==== RECORDS FOR THIS TASK ====

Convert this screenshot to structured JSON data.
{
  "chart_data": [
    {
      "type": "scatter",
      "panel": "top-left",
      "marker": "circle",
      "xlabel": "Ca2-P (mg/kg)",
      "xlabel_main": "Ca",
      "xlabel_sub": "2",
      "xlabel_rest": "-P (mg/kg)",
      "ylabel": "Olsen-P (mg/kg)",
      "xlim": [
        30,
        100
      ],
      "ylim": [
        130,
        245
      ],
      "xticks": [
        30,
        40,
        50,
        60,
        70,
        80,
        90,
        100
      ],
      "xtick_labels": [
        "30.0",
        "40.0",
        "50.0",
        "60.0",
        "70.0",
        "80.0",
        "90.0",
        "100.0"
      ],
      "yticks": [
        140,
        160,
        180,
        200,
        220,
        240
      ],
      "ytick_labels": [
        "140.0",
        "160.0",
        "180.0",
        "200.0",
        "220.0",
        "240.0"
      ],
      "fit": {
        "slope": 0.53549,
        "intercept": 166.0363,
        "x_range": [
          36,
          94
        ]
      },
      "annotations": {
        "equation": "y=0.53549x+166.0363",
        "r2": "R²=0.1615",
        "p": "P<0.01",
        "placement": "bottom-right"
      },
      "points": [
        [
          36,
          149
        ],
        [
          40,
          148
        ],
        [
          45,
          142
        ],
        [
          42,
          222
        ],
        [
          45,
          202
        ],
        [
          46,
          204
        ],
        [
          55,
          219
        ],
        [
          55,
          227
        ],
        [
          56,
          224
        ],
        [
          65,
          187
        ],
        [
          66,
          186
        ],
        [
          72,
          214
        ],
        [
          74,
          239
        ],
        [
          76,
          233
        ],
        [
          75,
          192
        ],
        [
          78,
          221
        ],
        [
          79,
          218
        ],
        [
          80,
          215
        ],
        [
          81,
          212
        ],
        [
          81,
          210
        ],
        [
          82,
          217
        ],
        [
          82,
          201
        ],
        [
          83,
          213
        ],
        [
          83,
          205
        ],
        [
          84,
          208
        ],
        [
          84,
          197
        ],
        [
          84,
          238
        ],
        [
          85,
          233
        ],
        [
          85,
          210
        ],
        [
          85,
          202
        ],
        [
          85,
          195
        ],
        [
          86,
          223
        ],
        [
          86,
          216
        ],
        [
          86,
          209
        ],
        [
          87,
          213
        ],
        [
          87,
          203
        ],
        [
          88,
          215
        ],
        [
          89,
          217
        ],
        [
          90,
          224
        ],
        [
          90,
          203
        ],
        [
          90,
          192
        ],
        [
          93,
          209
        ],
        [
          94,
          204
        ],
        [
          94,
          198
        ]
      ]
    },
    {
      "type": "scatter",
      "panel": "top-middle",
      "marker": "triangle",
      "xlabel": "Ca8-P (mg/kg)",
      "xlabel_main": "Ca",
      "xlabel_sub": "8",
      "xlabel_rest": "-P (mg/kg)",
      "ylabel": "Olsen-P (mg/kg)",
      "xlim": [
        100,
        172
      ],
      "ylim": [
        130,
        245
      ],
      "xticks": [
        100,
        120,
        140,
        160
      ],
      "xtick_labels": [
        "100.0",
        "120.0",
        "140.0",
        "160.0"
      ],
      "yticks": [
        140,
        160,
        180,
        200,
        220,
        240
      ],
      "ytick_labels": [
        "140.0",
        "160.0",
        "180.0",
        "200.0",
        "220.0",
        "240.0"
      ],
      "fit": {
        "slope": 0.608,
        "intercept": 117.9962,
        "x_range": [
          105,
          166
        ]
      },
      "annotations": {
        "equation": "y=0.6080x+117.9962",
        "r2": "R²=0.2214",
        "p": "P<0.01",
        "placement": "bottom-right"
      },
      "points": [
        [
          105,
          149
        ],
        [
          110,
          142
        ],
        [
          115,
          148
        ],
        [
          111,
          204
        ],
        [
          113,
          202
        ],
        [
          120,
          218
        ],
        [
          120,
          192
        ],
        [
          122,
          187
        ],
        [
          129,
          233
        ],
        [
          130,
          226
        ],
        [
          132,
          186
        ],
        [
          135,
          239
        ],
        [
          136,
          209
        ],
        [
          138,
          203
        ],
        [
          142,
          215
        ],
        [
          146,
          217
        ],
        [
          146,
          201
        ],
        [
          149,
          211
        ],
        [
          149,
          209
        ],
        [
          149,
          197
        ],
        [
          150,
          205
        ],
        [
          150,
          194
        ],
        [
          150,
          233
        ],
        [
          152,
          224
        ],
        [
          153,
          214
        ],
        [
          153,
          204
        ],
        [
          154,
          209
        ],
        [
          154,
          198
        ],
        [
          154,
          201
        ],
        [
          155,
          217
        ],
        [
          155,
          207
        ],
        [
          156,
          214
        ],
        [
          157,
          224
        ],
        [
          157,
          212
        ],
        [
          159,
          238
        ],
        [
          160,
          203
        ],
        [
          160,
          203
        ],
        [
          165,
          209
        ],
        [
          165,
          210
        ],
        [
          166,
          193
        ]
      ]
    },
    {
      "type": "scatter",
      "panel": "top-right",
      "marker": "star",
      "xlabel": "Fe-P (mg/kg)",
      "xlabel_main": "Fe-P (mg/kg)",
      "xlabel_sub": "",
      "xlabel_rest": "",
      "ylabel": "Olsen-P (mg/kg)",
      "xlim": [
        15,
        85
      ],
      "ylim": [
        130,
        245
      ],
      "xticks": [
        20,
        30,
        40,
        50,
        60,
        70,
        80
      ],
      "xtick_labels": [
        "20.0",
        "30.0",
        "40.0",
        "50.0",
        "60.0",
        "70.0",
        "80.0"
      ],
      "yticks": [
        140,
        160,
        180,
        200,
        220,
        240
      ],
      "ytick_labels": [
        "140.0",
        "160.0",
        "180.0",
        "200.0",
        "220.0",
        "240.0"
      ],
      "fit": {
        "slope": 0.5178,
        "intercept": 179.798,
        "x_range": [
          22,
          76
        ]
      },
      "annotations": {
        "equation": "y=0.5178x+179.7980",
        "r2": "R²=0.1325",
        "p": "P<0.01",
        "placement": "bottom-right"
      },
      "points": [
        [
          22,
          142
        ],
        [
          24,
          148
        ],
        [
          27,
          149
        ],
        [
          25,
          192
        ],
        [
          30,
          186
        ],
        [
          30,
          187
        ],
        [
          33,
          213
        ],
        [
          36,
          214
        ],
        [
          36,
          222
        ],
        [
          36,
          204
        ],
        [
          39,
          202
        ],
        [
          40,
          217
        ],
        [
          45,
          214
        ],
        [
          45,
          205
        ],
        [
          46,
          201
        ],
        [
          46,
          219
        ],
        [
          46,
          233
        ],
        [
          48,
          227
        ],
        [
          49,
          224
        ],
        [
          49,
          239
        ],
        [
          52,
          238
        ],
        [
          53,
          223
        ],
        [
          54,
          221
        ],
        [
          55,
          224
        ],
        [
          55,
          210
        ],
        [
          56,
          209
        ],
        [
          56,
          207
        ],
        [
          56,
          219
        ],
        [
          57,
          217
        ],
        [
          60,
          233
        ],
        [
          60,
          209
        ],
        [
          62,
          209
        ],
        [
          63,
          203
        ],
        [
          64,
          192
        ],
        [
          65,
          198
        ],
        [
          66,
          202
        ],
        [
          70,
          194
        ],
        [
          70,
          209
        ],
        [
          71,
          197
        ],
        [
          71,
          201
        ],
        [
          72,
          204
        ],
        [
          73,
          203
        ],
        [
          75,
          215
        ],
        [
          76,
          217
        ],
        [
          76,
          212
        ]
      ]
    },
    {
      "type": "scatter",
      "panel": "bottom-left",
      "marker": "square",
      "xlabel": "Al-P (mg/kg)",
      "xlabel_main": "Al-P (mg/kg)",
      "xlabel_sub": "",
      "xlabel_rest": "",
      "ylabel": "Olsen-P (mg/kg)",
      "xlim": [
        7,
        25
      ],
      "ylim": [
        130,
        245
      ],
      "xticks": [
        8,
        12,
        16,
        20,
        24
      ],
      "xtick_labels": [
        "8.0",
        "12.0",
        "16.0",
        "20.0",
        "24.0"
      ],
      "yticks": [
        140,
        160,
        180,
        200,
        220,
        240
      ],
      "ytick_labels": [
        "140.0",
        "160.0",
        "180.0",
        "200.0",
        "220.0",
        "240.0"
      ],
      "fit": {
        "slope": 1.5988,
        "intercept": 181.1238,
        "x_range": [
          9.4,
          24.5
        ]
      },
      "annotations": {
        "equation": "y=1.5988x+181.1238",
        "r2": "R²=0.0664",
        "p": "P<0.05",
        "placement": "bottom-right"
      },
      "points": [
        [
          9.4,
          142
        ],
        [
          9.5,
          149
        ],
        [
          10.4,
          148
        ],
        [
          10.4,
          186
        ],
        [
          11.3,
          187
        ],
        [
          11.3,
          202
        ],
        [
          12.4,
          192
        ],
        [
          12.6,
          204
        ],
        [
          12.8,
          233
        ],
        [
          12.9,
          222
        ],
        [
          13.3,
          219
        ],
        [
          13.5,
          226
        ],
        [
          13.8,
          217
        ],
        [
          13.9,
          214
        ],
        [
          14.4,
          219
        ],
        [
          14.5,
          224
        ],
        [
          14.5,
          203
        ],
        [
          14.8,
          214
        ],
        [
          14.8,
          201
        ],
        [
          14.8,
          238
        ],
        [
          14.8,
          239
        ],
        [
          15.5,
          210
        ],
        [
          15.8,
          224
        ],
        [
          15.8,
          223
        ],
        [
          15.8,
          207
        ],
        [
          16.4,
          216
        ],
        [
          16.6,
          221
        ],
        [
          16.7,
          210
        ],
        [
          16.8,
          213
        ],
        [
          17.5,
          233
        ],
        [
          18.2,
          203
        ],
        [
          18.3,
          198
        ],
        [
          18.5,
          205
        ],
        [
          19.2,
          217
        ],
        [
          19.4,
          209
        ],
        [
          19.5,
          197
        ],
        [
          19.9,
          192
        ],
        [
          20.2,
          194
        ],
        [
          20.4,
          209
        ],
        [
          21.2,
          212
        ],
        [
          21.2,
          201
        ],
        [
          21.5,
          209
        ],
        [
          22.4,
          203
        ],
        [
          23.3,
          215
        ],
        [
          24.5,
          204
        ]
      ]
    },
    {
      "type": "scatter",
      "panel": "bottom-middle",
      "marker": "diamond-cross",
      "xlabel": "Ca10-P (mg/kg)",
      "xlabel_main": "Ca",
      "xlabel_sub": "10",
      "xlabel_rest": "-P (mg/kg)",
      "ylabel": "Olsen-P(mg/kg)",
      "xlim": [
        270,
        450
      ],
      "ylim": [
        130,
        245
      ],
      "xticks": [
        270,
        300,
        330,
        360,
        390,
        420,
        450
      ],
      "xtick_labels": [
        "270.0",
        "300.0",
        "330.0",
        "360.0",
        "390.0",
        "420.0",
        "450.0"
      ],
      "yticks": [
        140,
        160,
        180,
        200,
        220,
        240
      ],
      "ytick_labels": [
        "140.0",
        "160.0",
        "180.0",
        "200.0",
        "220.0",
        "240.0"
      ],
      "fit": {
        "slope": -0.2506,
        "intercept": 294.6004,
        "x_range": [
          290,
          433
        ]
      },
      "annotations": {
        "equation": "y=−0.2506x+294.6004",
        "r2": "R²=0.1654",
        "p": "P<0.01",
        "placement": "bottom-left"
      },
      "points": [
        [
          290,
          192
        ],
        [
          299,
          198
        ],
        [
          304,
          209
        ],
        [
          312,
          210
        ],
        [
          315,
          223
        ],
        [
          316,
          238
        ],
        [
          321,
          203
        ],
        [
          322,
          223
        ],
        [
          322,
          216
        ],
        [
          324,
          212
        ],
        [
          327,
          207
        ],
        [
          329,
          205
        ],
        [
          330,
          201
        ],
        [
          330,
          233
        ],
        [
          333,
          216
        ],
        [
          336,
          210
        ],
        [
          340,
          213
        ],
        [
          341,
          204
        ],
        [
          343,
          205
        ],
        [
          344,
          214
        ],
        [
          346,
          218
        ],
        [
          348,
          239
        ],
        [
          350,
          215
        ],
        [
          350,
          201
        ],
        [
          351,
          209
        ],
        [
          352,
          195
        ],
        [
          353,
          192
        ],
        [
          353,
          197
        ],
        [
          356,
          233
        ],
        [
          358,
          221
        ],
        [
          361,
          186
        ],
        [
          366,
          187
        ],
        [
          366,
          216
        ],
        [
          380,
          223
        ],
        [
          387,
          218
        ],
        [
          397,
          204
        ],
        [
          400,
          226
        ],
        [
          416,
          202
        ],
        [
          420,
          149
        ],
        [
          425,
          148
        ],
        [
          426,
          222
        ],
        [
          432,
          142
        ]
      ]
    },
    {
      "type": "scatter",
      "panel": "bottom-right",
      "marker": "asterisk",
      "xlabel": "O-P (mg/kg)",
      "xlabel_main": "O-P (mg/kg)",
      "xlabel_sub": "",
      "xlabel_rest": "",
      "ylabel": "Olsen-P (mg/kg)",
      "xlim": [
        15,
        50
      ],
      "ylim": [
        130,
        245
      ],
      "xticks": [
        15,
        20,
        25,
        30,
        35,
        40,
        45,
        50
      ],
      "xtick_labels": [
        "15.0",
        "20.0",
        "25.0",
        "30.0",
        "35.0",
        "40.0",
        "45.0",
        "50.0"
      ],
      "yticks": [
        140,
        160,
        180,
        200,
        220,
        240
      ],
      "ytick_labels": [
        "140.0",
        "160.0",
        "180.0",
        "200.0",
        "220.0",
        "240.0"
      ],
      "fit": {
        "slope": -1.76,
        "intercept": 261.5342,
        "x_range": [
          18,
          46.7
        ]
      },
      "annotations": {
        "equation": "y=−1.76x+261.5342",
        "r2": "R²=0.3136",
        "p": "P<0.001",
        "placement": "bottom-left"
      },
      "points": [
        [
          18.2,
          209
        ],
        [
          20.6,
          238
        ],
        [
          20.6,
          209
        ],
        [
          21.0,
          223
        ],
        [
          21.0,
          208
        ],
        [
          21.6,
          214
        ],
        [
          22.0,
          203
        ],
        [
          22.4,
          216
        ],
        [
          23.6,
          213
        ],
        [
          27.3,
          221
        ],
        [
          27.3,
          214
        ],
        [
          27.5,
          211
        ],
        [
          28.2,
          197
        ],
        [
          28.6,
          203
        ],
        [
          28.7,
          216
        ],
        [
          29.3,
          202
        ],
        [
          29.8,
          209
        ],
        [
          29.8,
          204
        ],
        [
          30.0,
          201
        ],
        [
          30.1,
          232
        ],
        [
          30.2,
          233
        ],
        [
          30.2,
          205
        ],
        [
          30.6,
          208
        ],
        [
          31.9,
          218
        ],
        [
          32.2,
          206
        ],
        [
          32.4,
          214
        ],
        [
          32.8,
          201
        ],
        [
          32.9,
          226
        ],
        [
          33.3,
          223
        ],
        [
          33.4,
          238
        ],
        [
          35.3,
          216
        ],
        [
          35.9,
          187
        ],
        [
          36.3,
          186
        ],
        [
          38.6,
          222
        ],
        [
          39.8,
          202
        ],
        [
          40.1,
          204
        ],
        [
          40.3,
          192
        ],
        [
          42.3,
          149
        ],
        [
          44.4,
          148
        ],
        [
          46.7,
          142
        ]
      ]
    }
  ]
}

====

THE TASK.
In the records above, find the lines containing "middle" and copy them.

EXERCISE RESULT.
      "panel": "top-middle",
      "panel": "bottom-middle",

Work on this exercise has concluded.